(Stored data entries)

********

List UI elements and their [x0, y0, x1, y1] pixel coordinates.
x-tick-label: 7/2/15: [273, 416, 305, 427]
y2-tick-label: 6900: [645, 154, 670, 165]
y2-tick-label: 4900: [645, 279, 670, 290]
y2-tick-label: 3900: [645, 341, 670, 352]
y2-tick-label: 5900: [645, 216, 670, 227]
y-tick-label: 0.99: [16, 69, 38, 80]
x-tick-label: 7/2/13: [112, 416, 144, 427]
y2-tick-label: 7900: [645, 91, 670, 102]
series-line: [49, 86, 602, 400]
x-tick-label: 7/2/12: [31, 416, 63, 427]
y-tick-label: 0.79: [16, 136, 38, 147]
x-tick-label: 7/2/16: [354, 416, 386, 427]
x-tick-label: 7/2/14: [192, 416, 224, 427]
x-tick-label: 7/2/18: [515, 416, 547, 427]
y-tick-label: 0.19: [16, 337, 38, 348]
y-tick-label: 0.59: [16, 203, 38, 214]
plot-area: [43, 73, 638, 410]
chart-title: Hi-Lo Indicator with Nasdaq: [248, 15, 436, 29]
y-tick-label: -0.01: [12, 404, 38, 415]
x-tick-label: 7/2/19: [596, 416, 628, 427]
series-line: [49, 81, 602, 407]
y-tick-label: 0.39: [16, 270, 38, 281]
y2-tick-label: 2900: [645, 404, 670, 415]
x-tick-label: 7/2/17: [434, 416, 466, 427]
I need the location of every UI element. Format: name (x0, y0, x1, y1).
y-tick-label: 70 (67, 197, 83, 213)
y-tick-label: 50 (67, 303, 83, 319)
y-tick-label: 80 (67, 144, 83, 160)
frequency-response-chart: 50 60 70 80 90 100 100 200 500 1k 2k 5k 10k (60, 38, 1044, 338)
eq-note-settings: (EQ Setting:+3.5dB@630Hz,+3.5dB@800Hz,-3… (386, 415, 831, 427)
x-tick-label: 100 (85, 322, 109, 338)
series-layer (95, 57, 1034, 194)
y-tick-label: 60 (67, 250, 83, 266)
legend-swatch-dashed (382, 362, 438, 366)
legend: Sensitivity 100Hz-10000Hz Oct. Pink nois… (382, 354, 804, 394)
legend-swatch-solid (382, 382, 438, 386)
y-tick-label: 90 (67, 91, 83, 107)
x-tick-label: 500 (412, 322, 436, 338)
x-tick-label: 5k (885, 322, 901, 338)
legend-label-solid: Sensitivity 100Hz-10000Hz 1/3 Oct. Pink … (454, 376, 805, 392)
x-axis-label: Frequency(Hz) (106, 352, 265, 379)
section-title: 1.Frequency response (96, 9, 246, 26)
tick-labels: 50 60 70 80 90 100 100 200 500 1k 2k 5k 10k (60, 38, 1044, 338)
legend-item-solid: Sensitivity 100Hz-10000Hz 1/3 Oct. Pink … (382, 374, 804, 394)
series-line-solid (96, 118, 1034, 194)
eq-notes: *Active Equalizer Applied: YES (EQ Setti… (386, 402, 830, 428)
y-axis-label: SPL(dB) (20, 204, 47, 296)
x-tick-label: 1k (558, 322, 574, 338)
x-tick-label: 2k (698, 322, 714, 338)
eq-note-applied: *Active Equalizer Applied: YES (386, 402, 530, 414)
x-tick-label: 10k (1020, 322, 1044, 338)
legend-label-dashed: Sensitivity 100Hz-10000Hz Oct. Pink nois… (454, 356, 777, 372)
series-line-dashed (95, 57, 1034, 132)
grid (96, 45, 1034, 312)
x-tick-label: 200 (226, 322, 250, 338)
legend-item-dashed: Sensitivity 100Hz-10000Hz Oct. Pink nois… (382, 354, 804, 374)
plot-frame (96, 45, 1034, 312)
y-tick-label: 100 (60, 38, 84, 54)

********

Task statement. Filter the records above, keeping every line that holds the string "Applied" and copying each such line in full.

Task result.
eq-notes: *Active Equalizer Applied: YES (EQ Setti… (386, 402, 830, 428)
eq-note-applied: *Active Equalizer Applied: YES (386, 402, 530, 414)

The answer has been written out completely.